### Objective
Output as a JSON list of strings the lines from the one containing "caption-placeholder: Add a" through the one containing "flash-icon[interactable]: [467, 56, 487, 81]", one string per line, with blank lines omitted.

Data items
>>
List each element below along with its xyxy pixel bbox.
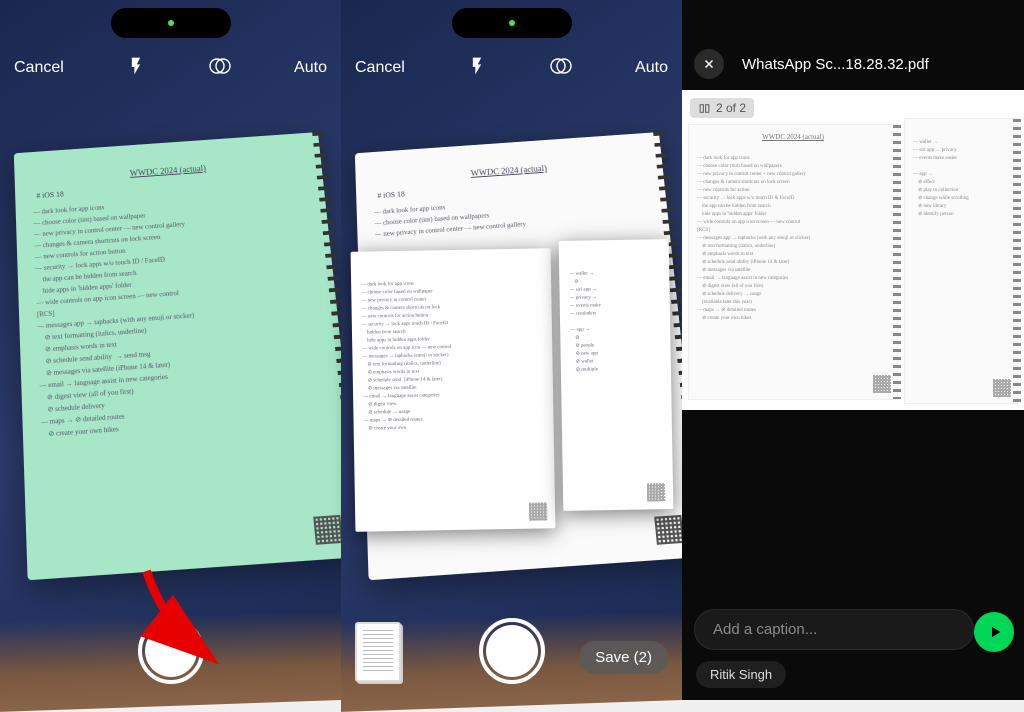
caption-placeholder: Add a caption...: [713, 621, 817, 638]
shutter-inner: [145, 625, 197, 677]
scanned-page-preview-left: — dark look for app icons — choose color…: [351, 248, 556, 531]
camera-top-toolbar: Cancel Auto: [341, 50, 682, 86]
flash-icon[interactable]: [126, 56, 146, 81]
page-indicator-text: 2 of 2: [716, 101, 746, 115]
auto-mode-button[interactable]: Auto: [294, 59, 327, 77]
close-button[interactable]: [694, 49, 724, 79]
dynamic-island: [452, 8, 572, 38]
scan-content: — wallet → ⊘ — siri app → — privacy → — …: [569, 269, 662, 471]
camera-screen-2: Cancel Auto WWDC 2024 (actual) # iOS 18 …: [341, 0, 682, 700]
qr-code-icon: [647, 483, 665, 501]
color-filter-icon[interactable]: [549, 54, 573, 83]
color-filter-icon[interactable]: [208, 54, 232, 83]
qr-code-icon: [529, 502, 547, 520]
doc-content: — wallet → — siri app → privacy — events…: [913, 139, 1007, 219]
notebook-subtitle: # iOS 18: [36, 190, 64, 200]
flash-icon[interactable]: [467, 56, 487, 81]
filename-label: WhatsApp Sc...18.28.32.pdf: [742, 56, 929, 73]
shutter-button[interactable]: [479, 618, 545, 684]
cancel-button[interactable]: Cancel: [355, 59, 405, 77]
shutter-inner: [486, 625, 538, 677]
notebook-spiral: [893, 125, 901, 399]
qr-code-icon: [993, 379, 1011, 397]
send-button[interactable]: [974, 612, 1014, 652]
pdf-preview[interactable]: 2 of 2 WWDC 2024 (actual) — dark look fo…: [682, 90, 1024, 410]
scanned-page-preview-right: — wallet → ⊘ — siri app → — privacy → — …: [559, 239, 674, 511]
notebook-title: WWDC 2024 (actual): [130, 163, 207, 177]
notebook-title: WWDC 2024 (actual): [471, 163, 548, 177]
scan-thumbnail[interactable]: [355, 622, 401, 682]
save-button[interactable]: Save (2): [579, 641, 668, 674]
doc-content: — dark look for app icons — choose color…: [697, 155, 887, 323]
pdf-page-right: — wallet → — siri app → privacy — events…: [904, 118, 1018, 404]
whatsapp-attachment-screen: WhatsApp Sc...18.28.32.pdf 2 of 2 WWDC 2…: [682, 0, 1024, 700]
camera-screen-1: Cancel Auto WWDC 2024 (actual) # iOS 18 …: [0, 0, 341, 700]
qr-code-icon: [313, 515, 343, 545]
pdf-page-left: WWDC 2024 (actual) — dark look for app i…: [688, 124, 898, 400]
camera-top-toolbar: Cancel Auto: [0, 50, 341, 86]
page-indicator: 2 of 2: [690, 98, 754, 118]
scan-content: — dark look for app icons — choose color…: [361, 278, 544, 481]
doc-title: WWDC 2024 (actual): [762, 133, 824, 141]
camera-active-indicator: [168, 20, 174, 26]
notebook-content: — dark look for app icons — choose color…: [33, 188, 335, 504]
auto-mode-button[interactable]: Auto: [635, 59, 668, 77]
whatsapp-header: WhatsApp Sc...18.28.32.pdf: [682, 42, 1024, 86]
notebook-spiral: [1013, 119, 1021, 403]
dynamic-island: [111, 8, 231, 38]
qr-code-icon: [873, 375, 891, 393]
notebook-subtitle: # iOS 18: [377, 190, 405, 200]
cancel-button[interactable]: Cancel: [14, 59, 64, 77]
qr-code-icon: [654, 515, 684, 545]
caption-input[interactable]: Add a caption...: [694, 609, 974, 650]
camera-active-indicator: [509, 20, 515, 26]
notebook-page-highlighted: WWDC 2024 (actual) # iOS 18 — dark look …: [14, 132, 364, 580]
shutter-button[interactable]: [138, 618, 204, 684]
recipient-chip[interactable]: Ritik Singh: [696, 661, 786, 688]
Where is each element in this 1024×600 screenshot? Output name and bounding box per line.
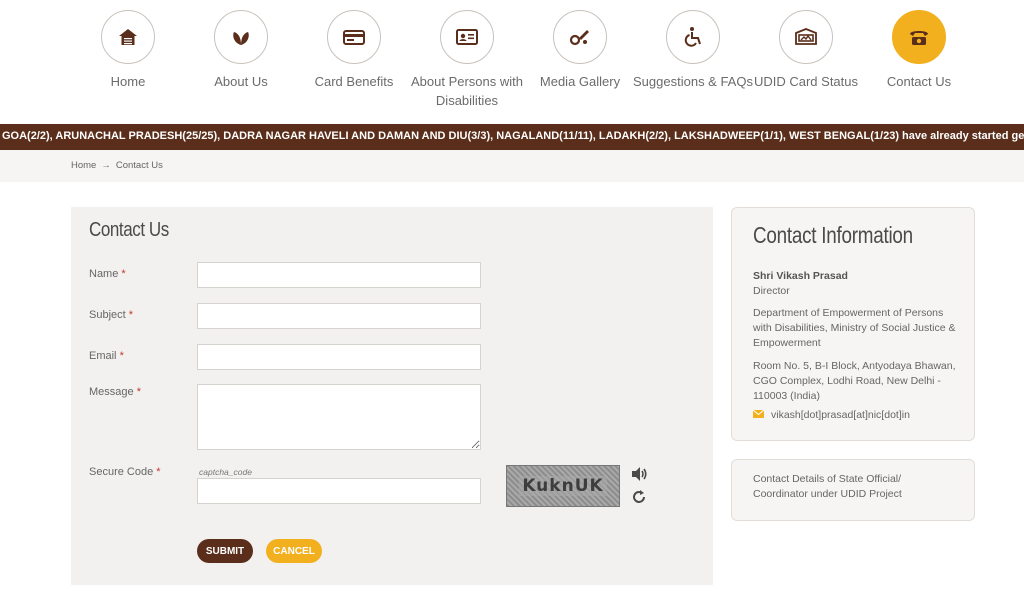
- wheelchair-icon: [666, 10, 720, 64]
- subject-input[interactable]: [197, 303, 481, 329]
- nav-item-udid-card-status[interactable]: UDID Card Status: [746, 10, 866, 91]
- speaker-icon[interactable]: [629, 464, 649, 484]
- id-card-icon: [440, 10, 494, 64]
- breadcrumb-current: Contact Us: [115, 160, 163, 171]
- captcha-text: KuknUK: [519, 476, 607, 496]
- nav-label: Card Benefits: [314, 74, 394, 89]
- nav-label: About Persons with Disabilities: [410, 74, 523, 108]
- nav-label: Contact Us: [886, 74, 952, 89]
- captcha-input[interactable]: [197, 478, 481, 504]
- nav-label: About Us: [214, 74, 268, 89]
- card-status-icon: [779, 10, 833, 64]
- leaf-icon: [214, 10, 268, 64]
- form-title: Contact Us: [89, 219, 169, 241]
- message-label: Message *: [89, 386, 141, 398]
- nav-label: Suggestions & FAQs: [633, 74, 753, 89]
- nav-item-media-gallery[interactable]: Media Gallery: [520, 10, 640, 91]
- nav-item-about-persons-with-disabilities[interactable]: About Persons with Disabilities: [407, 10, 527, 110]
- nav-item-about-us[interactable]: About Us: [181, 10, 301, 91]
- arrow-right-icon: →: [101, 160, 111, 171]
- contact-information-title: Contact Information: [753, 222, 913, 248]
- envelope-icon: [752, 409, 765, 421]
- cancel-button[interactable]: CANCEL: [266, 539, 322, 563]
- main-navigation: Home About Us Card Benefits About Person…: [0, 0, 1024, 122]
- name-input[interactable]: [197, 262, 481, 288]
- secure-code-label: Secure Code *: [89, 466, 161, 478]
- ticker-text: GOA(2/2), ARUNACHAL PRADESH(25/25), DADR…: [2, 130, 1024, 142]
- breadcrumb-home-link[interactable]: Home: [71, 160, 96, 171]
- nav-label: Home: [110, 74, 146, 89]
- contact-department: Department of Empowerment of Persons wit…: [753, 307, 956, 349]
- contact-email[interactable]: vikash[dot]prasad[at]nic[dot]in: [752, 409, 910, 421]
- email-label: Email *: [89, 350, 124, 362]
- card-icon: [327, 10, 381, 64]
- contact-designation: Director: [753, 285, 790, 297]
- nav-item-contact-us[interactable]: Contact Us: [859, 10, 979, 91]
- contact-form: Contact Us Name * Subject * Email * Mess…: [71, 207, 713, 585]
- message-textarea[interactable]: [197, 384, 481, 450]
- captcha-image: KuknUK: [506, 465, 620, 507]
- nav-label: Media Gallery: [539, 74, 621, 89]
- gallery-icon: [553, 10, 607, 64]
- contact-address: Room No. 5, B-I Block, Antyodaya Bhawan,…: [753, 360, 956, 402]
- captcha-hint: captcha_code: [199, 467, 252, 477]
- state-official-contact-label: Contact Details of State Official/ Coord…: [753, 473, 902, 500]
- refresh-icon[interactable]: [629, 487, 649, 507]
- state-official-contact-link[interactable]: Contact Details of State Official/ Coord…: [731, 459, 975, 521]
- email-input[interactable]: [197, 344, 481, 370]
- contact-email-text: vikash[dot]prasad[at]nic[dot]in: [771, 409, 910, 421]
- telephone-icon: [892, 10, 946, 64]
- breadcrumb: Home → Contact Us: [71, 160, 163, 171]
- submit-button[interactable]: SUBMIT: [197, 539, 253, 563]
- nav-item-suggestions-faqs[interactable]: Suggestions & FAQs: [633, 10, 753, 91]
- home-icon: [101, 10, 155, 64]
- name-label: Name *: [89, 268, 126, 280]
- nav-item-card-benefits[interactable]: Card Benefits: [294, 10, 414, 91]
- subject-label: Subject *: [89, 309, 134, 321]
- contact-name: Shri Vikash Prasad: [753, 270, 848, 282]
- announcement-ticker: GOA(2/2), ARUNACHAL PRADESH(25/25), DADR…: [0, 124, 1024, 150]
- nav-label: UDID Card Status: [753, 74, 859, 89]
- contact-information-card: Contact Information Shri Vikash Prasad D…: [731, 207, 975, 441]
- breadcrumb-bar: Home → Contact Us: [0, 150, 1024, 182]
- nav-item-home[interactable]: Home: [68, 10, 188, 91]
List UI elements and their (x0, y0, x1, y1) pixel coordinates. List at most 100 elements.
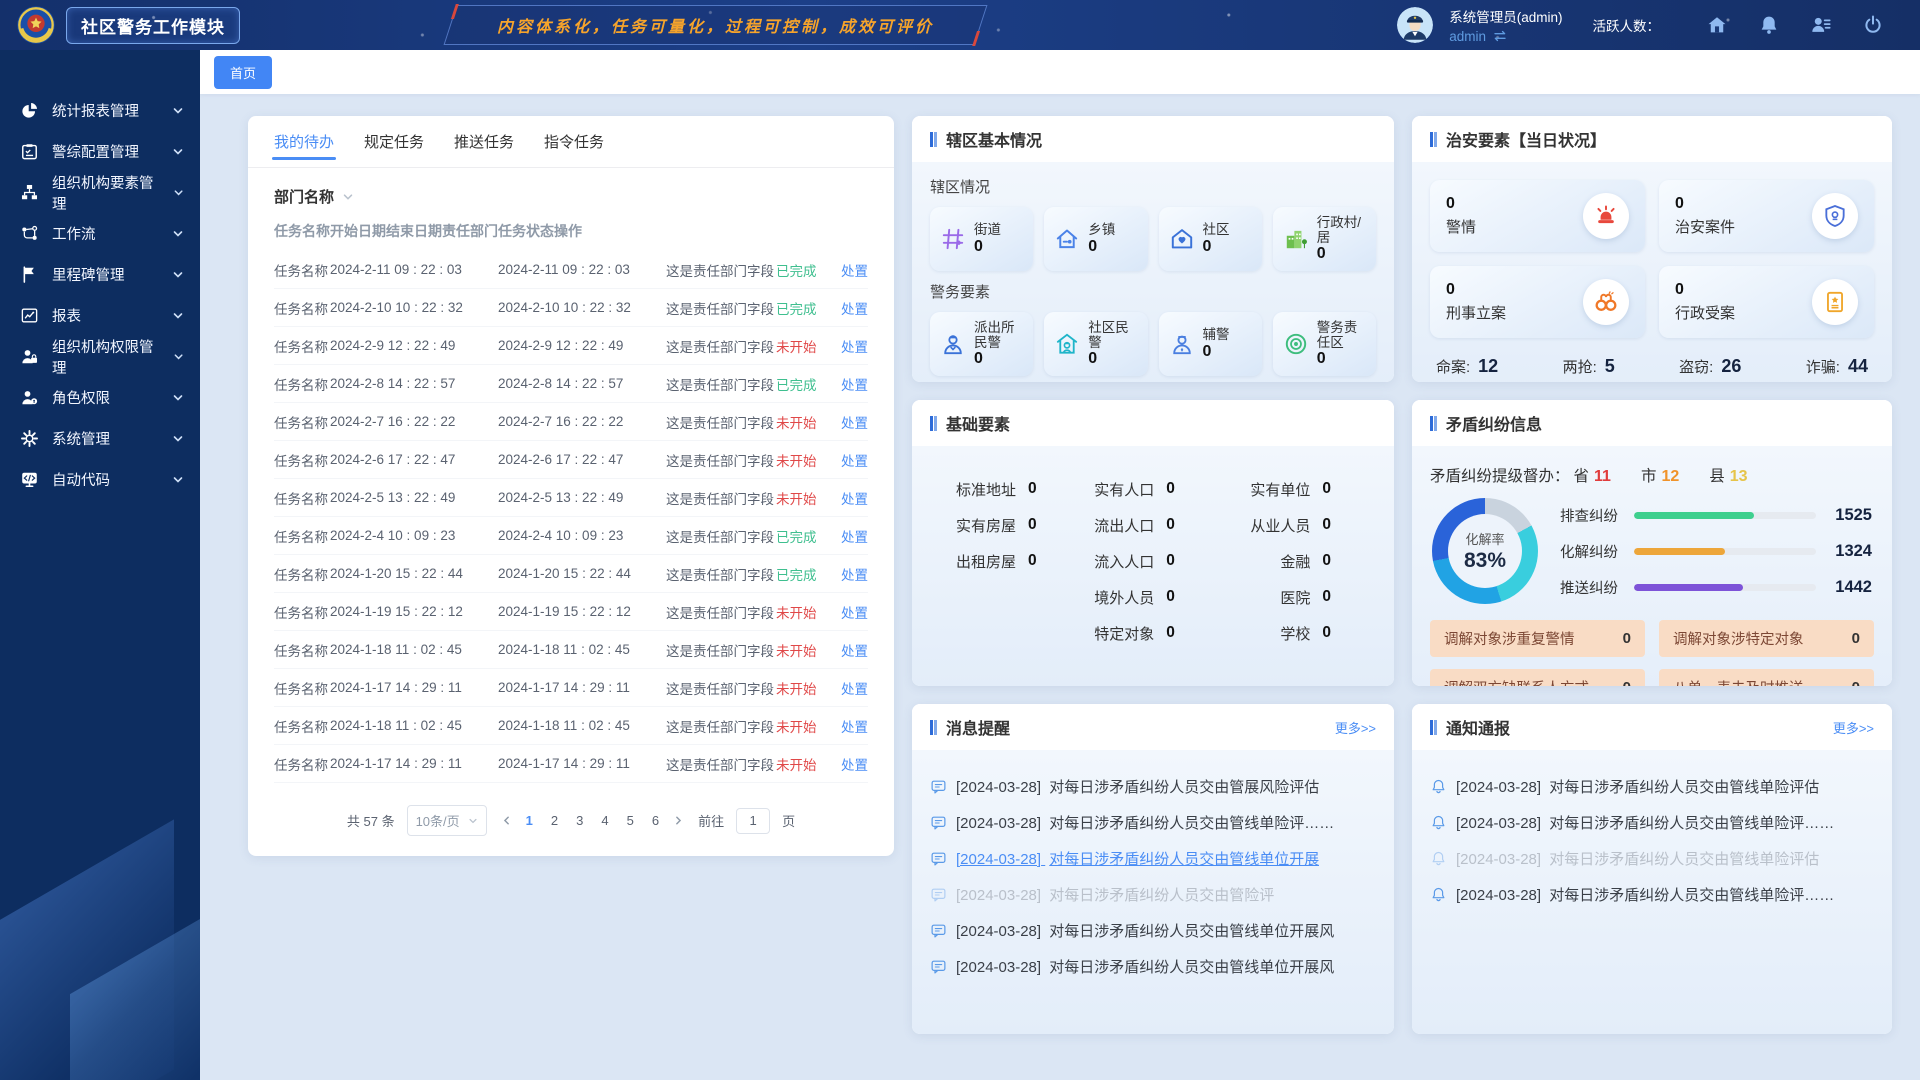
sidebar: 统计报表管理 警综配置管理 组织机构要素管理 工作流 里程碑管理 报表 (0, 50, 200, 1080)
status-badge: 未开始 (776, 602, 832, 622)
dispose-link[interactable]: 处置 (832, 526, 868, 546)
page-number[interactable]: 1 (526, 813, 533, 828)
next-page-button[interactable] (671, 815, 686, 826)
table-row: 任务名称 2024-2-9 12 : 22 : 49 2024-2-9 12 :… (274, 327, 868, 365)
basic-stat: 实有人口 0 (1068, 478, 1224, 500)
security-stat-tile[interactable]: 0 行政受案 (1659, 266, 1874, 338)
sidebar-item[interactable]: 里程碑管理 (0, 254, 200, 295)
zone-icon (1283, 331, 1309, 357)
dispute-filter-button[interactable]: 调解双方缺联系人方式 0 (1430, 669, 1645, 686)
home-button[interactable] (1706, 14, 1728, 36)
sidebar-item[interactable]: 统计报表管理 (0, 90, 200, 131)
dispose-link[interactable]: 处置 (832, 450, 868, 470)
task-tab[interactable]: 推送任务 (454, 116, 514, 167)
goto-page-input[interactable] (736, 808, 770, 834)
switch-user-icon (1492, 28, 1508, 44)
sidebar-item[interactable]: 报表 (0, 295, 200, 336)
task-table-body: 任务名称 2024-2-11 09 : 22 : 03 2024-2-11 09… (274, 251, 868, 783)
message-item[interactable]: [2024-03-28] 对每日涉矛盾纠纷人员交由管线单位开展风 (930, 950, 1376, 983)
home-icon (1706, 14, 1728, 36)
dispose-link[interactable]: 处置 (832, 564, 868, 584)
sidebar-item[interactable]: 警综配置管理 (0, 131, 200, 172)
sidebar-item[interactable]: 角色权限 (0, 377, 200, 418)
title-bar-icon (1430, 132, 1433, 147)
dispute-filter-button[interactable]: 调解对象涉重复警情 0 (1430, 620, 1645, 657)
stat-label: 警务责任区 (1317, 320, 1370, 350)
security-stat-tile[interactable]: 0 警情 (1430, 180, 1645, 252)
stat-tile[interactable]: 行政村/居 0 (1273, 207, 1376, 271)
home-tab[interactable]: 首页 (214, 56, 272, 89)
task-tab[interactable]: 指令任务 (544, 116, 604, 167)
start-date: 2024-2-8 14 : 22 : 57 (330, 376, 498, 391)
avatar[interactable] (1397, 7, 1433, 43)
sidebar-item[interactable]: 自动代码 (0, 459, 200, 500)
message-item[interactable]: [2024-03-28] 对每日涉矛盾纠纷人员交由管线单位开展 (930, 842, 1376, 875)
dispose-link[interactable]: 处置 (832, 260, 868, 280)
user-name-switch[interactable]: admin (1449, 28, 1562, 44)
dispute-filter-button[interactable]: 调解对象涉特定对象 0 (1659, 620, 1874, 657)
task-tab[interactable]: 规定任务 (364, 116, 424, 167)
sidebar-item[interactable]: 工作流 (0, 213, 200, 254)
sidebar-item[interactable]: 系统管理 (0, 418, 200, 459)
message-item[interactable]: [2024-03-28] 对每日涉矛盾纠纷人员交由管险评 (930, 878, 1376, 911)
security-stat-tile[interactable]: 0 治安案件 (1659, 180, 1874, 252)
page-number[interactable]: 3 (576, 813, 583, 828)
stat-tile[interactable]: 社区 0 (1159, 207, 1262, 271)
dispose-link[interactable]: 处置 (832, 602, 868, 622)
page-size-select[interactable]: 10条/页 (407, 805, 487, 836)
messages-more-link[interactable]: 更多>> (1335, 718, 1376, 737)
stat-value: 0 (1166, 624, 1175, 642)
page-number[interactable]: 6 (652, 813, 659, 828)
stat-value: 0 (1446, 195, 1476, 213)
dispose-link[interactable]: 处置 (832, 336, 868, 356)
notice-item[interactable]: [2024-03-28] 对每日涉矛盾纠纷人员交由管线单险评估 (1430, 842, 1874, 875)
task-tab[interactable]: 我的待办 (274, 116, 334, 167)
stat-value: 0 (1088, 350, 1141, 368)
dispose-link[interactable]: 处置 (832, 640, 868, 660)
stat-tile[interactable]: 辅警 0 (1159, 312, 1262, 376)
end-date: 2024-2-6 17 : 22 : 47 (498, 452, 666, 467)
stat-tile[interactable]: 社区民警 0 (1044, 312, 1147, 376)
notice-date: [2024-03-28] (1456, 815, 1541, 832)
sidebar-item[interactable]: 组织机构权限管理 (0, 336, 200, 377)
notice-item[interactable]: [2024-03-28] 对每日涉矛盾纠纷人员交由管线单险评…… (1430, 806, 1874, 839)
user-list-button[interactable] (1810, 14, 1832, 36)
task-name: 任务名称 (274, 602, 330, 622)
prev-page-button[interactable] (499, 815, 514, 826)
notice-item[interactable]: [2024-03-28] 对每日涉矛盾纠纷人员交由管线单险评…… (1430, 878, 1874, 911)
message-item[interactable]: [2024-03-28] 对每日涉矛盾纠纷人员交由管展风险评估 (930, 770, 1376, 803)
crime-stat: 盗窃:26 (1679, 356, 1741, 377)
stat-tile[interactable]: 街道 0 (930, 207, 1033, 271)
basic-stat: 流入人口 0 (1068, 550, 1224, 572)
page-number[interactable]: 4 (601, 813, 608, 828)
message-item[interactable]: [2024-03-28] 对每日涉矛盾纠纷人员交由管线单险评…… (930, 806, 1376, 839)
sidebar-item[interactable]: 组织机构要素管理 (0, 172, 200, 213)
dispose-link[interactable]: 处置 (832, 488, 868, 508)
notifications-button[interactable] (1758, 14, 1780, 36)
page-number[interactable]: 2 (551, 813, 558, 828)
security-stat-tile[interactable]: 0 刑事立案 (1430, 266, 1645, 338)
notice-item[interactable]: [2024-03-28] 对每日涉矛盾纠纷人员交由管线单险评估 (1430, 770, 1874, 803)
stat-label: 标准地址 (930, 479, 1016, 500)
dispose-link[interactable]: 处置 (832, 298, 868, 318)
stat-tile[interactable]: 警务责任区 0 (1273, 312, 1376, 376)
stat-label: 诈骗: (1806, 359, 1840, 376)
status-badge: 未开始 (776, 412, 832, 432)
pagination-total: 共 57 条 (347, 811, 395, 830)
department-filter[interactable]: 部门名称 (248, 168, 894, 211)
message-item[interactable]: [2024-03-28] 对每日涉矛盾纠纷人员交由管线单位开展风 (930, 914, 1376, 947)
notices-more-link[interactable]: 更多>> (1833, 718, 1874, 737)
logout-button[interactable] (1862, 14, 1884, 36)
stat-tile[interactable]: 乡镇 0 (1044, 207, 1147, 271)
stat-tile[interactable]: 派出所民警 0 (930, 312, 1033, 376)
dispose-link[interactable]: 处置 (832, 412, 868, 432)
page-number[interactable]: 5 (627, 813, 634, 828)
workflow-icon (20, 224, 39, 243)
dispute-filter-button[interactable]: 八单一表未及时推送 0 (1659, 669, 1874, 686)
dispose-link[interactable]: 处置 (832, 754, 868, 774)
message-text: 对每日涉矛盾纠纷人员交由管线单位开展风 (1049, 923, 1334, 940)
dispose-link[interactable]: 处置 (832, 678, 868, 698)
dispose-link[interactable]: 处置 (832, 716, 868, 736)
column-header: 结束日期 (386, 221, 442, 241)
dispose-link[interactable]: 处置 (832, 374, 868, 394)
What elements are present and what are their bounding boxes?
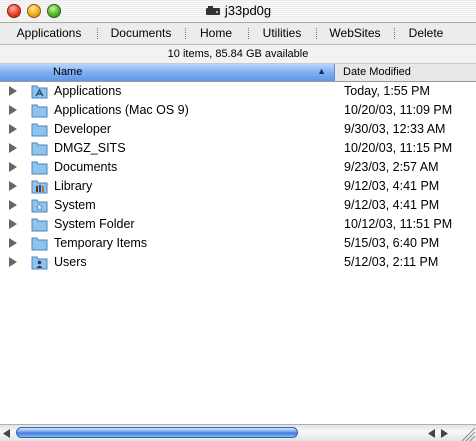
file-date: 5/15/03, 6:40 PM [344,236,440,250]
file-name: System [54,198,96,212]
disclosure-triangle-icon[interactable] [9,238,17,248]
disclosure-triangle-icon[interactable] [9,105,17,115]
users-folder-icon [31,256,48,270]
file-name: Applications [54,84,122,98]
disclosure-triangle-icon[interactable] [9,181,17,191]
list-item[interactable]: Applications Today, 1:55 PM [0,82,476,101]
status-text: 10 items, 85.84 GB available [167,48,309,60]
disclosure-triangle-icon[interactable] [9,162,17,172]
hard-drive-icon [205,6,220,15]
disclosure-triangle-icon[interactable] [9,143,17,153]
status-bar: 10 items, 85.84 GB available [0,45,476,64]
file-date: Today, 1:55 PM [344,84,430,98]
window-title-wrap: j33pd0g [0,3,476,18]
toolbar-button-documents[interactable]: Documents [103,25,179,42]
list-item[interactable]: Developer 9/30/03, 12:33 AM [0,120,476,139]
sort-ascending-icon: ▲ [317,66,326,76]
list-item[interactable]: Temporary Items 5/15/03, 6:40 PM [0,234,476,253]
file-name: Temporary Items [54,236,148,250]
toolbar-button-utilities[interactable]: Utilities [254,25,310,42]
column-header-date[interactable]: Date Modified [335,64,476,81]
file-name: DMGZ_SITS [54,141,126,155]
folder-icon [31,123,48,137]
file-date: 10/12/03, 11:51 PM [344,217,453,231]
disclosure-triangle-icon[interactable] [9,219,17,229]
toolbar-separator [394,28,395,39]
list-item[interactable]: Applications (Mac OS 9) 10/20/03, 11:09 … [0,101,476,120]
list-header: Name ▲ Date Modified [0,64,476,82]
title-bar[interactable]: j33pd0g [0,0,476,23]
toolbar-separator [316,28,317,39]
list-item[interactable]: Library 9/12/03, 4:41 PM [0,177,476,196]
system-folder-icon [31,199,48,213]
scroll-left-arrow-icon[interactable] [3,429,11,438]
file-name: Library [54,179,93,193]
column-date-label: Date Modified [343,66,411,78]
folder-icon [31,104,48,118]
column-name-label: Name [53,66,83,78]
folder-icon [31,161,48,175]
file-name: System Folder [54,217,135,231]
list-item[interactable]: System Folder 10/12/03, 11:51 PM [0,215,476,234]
<<
### Task solution
[
  "caption-placeholder: Add a caption...: [713, 621, 817, 638]",
  "shutter-inner: [145, 625, 197, 677]",
  "scanned-page-preview-left: — dark look for app icons — choose color…: [351, 248, 556, 531]",
  "camera-top-toolbar: Cancel Auto: [341, 50, 682, 86]",
  "flash-icon[interactable]: [126, 56, 146, 81]",
  "page-indicator-text: 2 of 2: [716, 101, 746, 115]",
  "auto-mode-button[interactable]: Auto: [294, 59, 327, 77]",
  "close-button[interactable]: [694, 49, 724, 79]",
  "dynamic-island: [452, 8, 572, 38]",
  "scan-content: — wallet → ⊘ — siri app → — privacy → — …: [569, 269, 662, 471]",
  "camera-screen-2: Cancel Auto WWDC 2024 (actual) # iOS 18 …: [341, 0, 682, 700]",
  "qr-code-icon: [647, 483, 665, 501]",
  "color-filter-icon[interactable]: [549, 54, 573, 83]",
  "color-filter-icon[interactable]: [208, 54, 232, 83]",
  "qr-code-icon: [529, 502, 547, 520]",
  "doc-content: — wallet → — siri app → privacy — events…: [913, 139, 1007, 219]",
  "notebook-subtitle: # iOS 18: [36, 190, 64, 200]",
  "flash-icon[interactable]: [467, 56, 487, 81]"
]